WHAT IS ASKED: Scan the data. Collect each line that contains the word "COUNTIFS".

## BEGIN

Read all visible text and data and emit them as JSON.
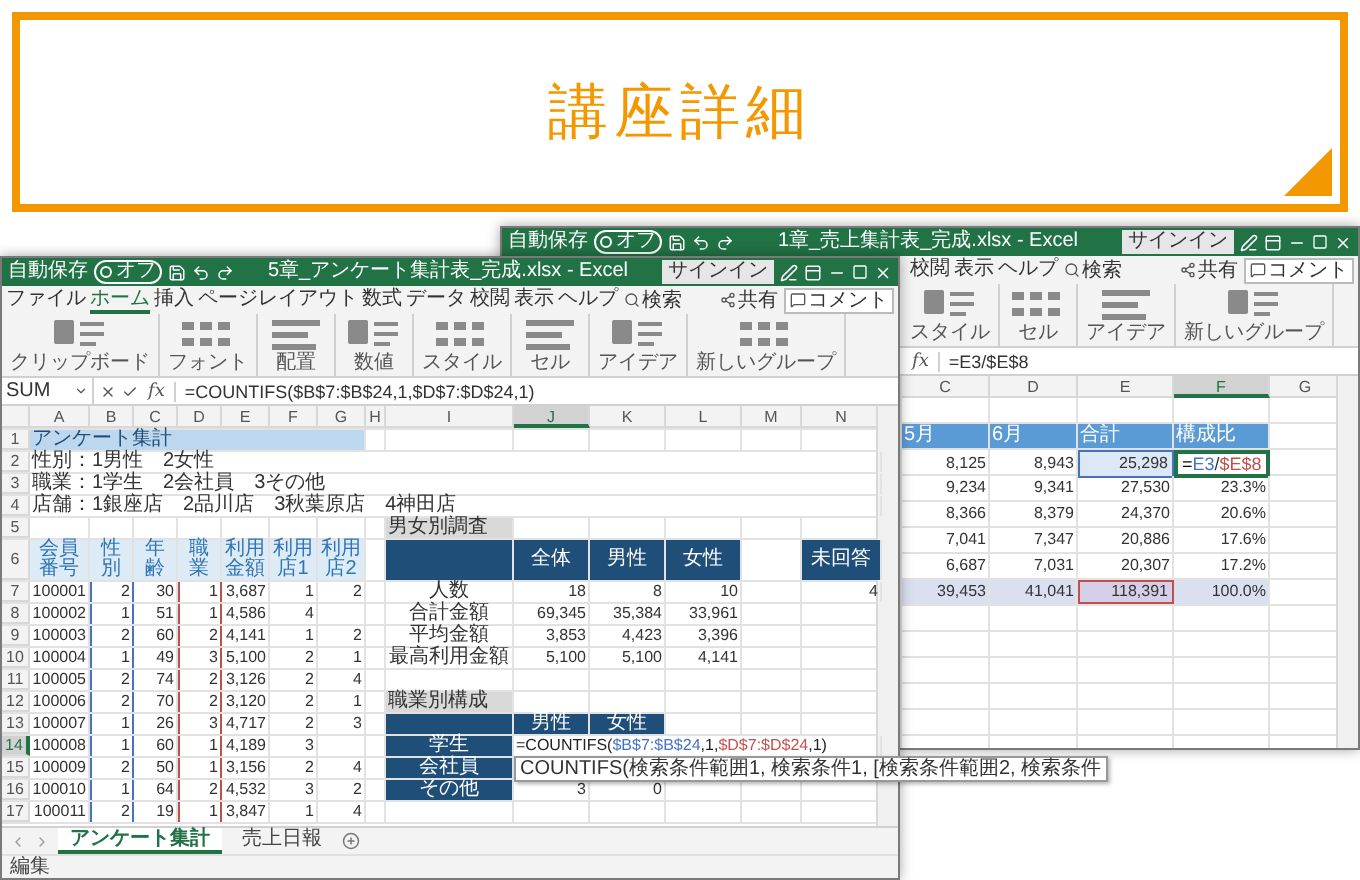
{
  "banner": {
    "title": "講座詳細"
  },
  "back_window": {
    "autosave_label": "自動保存",
    "autosave": {
      "label": "オフ",
      "on": false
    },
    "title": "1章_売上集計表_完成.xlsx - Excel",
    "signin": "サインイン",
    "tabs": [
      {
        "label": "校閲",
        "selected": false
      },
      {
        "label": "表示",
        "selected": false
      },
      {
        "label": "ヘルプ",
        "selected": false
      }
    ],
    "search": "検索",
    "share": "共有",
    "comment": "コメント",
    "ribbon_groups": [
      {
        "label": "スタイル"
      },
      {
        "label": "セル"
      },
      {
        "label": "アイデア"
      },
      {
        "label": "新しいグループ"
      }
    ],
    "fx": "fx",
    "formula": "=E3/$E$8",
    "columns": [
      {
        "letter": "C",
        "selected": false
      },
      {
        "letter": "D",
        "selected": false
      },
      {
        "letter": "E",
        "selected": false
      },
      {
        "letter": "F",
        "selected": true
      },
      {
        "letter": "G",
        "selected": false
      }
    ],
    "rows": [
      {
        "kind": "header",
        "cells": [
          "5月",
          "6月",
          "合計",
          "構成比"
        ]
      },
      {
        "kind": "data",
        "cells": [
          "8,125",
          "8,943",
          {
            "text": "25,298",
            "color": "#4472c4"
          },
          {
            "kind": "editing",
            "parts": [
              {
                "text": "=",
                "color": "#000000"
              },
              {
                "text": "E3",
                "color": "#4472c4"
              },
              {
                "text": "/",
                "color": "#333333"
              },
              {
                "text": "$E$8",
                "color": "#c0504d"
              }
            ]
          }
        ]
      },
      {
        "kind": "data",
        "cells": [
          "9,234",
          "9,341",
          "27,530",
          "23.3%"
        ]
      },
      {
        "kind": "data",
        "cells": [
          "8,366",
          "8,379",
          "24,370",
          "20.6%"
        ]
      },
      {
        "kind": "data",
        "cells": [
          "7,041",
          "7,347",
          "20,886",
          "17.6%"
        ]
      },
      {
        "kind": "data",
        "cells": [
          "6,687",
          "7,031",
          "20,307",
          "17.2%"
        ]
      },
      {
        "kind": "total",
        "cells": [
          "39,453",
          "41,041",
          {
            "text": "118,391",
            "color": "#c0504d"
          },
          "100.0%"
        ]
      }
    ]
  },
  "front_window": {
    "autosave_label": "自動保存",
    "autosave": {
      "label": "オフ",
      "on": false
    },
    "title": "5章_アンケート集計表_完成.xlsx - Excel",
    "signin": "サインイン",
    "tabs": [
      {
        "label": "ファイル",
        "selected": false
      },
      {
        "label": "ホーム",
        "selected": true
      },
      {
        "label": "挿入",
        "selected": false
      },
      {
        "label": "ページレイアウト",
        "selected": false
      },
      {
        "label": "数式",
        "selected": false
      },
      {
        "label": "データ",
        "selected": false
      },
      {
        "label": "校閲",
        "selected": false
      },
      {
        "label": "表示",
        "selected": false
      },
      {
        "label": "ヘルプ",
        "selected": false
      }
    ],
    "search": "検索",
    "share": "共有",
    "comment": "コメント",
    "ribbon_groups": [
      {
        "label": "クリップボード"
      },
      {
        "label": "フォント"
      },
      {
        "label": "配置"
      },
      {
        "label": "数値"
      },
      {
        "label": "スタイル"
      },
      {
        "label": "セル"
      },
      {
        "label": "アイデア"
      },
      {
        "label": "新しいグループ"
      }
    ],
    "name_box": "SUM",
    "fx": "fx",
    "formula": "=COUNTIFS($B$7:$B$24,1,$D$7:$D$24,1)",
    "columns": [
      {
        "letter": "A",
        "selected": false
      },
      {
        "letter": "B",
        "selected": false,
        "color": "#4472c4"
      },
      {
        "letter": "C",
        "selected": false
      },
      {
        "letter": "D",
        "selected": false,
        "color": "#c0504d"
      },
      {
        "letter": "E",
        "selected": false
      },
      {
        "letter": "F",
        "selected": false
      },
      {
        "letter": "G",
        "selected": false
      },
      {
        "letter": "H",
        "selected": false
      },
      {
        "letter": "I",
        "selected": false
      },
      {
        "letter": "J",
        "selected": true
      },
      {
        "letter": "K",
        "selected": false
      },
      {
        "letter": "L",
        "selected": false
      },
      {
        "letter": "M",
        "selected": false
      },
      {
        "letter": "N",
        "selected": false
      }
    ],
    "rows": [
      {
        "num": "1",
        "selected": false,
        "cells": [
          {
            "kind": "title",
            "text": "アンケート集計"
          }
        ]
      },
      {
        "num": "2",
        "selected": false,
        "cells": [
          {
            "kind": "text",
            "text": "性別：1男性　2女性"
          }
        ]
      },
      {
        "num": "3",
        "selected": false,
        "cells": [
          {
            "kind": "text",
            "text": "職業：1学生　2会社員　3その他"
          }
        ]
      },
      {
        "num": "4",
        "selected": false,
        "cells": [
          {
            "kind": "text",
            "text": "店舗：1銀座店　2品川店　3秋葉原店　4神田店"
          }
        ]
      },
      {
        "num": "5",
        "selected": false,
        "cells": [
          null,
          null,
          null,
          null,
          null,
          null,
          null,
          null,
          {
            "kind": "section",
            "text": "男女別調査"
          }
        ]
      },
      {
        "num": "6",
        "selected": false,
        "cells": [
          {
            "kind": "colhead",
            "text": "会員番号"
          },
          {
            "kind": "colhead",
            "text": "性別"
          },
          {
            "kind": "colhead",
            "text": "年齢"
          },
          {
            "kind": "colhead",
            "text": "職業"
          },
          {
            "kind": "colhead",
            "text": "利用金額"
          },
          {
            "kind": "colhead",
            "text": "利用店1"
          },
          {
            "kind": "colhead",
            "text": "利用店2"
          },
          null,
          {
            "kind": "head"
          },
          {
            "kind": "head",
            "text": "全体"
          },
          {
            "kind": "head",
            "text": "男性"
          },
          {
            "kind": "head",
            "text": "女性"
          },
          null,
          {
            "kind": "head",
            "text": "未回答"
          }
        ]
      },
      {
        "num": "7",
        "selected": false,
        "cells": [
          "100001",
          "2",
          "30",
          "1",
          "3,687",
          "1",
          "2",
          null,
          {
            "kind": "label",
            "text": "人数"
          },
          "18",
          "8",
          "10",
          null,
          "4"
        ]
      },
      {
        "num": "8",
        "selected": false,
        "cells": [
          "100002",
          "1",
          "51",
          "1",
          "4,586",
          "4",
          null,
          null,
          {
            "kind": "label",
            "text": "合計金額"
          },
          "69,345",
          "35,384",
          "33,961"
        ]
      },
      {
        "num": "9",
        "selected": false,
        "cells": [
          "100003",
          "2",
          "60",
          "2",
          "4,141",
          "1",
          "2",
          null,
          {
            "kind": "label",
            "text": "平均金額"
          },
          "3,853",
          "4,423",
          "3,396"
        ]
      },
      {
        "num": "10",
        "selected": false,
        "cells": [
          "100004",
          "1",
          "49",
          "3",
          "5,100",
          "2",
          "1",
          null,
          {
            "kind": "label",
            "text": "最高利用金額"
          },
          "5,100",
          "5,100",
          "4,141"
        ]
      },
      {
        "num": "11",
        "selected": false,
        "cells": [
          "100005",
          "2",
          "74",
          "2",
          "3,126",
          "2",
          "4"
        ]
      },
      {
        "num": "12",
        "selected": false,
        "cells": [
          "100006",
          "2",
          "70",
          "2",
          "3,120",
          "2",
          "1",
          null,
          {
            "kind": "section",
            "text": "職業別構成"
          }
        ]
      },
      {
        "num": "13",
        "selected": false,
        "cells": [
          "100007",
          "1",
          "26",
          "3",
          "4,717",
          "2",
          "3",
          null,
          {
            "kind": "head"
          },
          {
            "kind": "head",
            "text": "男性"
          },
          {
            "kind": "head",
            "text": "女性"
          }
        ]
      },
      {
        "num": "14",
        "selected": true,
        "cells": [
          "100008",
          "1",
          "60",
          "1",
          "4,189",
          "3",
          null,
          null,
          {
            "kind": "head",
            "text": "学生"
          },
          {
            "kind": "formula",
            "parts": [
              {
                "text": "=COUNTIFS(",
                "color": "#222222"
              },
              {
                "text": "$B$7:$B$24",
                "color": "#4472c4"
              },
              {
                "text": ",1,",
                "color": "#222222"
              },
              {
                "text": "$D$7:$D$24",
                "color": "#c0504d"
              },
              {
                "text": ",1)",
                "color": "#222222"
              }
            ],
            "tooltip": "COUNTIFS(検索条件範囲1, 検索条件1, [検索条件範囲2, 検索条件"
          }
        ]
      },
      {
        "num": "15",
        "selected": false,
        "cells": [
          "100009",
          "2",
          "50",
          "1",
          "3,156",
          "2",
          "4",
          null,
          {
            "kind": "head",
            "text": "会社員"
          }
        ]
      },
      {
        "num": "16",
        "selected": false,
        "cells": [
          "100010",
          "1",
          "64",
          "2",
          "4,532",
          "3",
          "2",
          null,
          {
            "kind": "head",
            "text": "その他"
          },
          "3",
          "0"
        ]
      },
      {
        "num": "17",
        "selected": false,
        "cells": [
          "100011",
          "2",
          "19",
          "1",
          "3,847",
          "1",
          "4"
        ]
      }
    ],
    "sheets": [
      {
        "label": "アンケート集計",
        "selected": true
      },
      {
        "label": "売上日報",
        "selected": false
      }
    ],
    "status": "編集"
  }
}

## END

REPLY TO THE EXERCISE:
    "formula": "=COUNTIFS($B$7:$B$24,1,$D$7:$D$24,1)",
                "text": "=COUNTIFS(",
            "tooltip": "COUNTIFS(検索条件範囲1, 検索条件1, [検索条件範囲2, 検索条件"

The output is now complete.